►
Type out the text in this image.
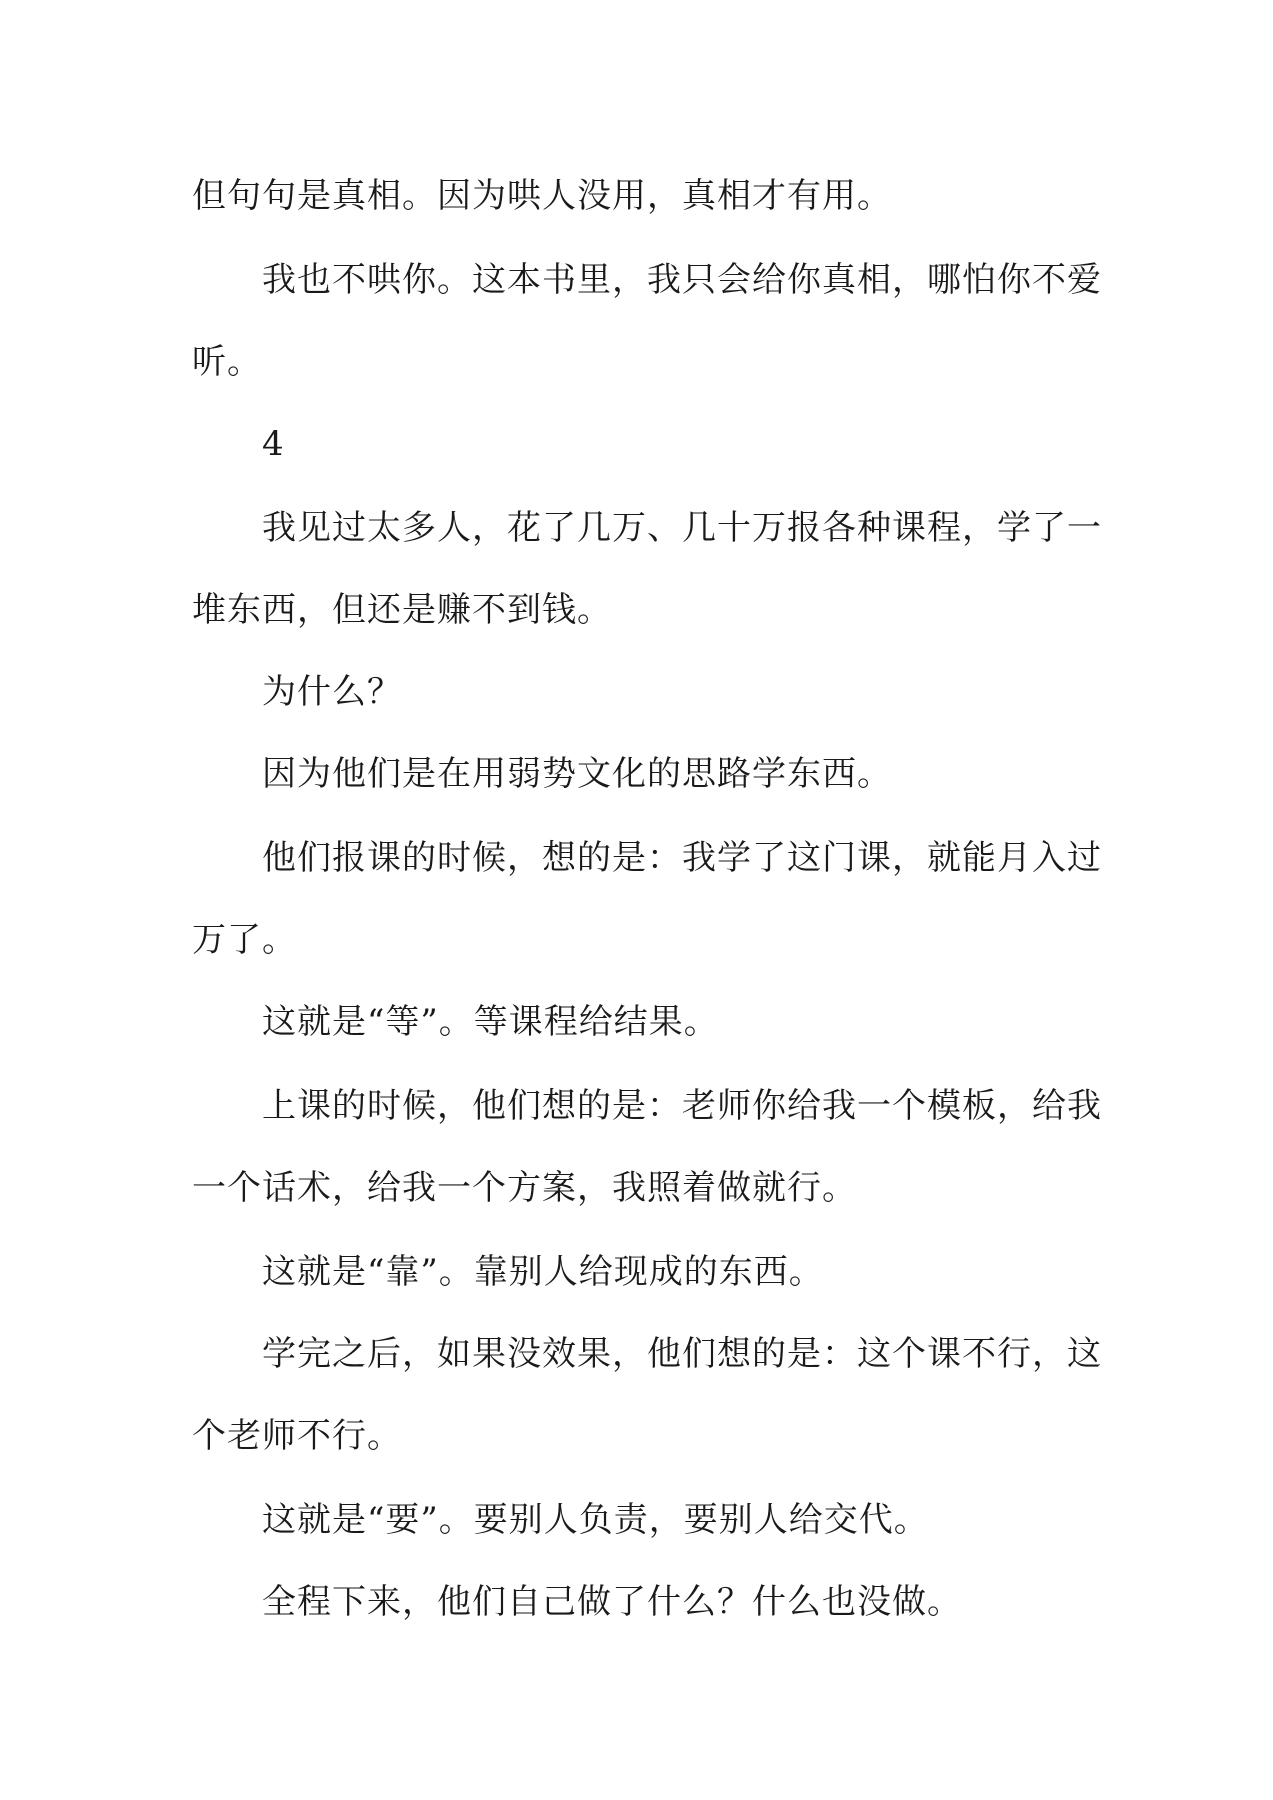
但句句是真相。因为哄人没用，真相才有用。
我也不哄你。这本书里，我只会给你真相，哪怕你不爱
听。
4
我见过太多人，花了几万、几十万报各种课程，学了一
堆东西，但还是赚不到钱。
为什么？
因为他们是在用弱势文化的思路学东西。
他们报课的时候，想的是：我学了这门课，就能月入过
万了。
这就是“等”。等课程给结果。
上课的时候，他们想的是：老师你给我一个模板，给我
一个话术，给我一个方案，我照着做就行。
这就是“靠”。靠别人给现成的东西。
学完之后，如果没效果，他们想的是：这个课不行，这
个老师不行。
这就是“要”。要别人负责，要别人给交代。
全程下来，他们自己做了什么？什么也没做。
◄
How many lines of the entries above hold the string "他们想的是"? Reply with the number alone.

The answer:
2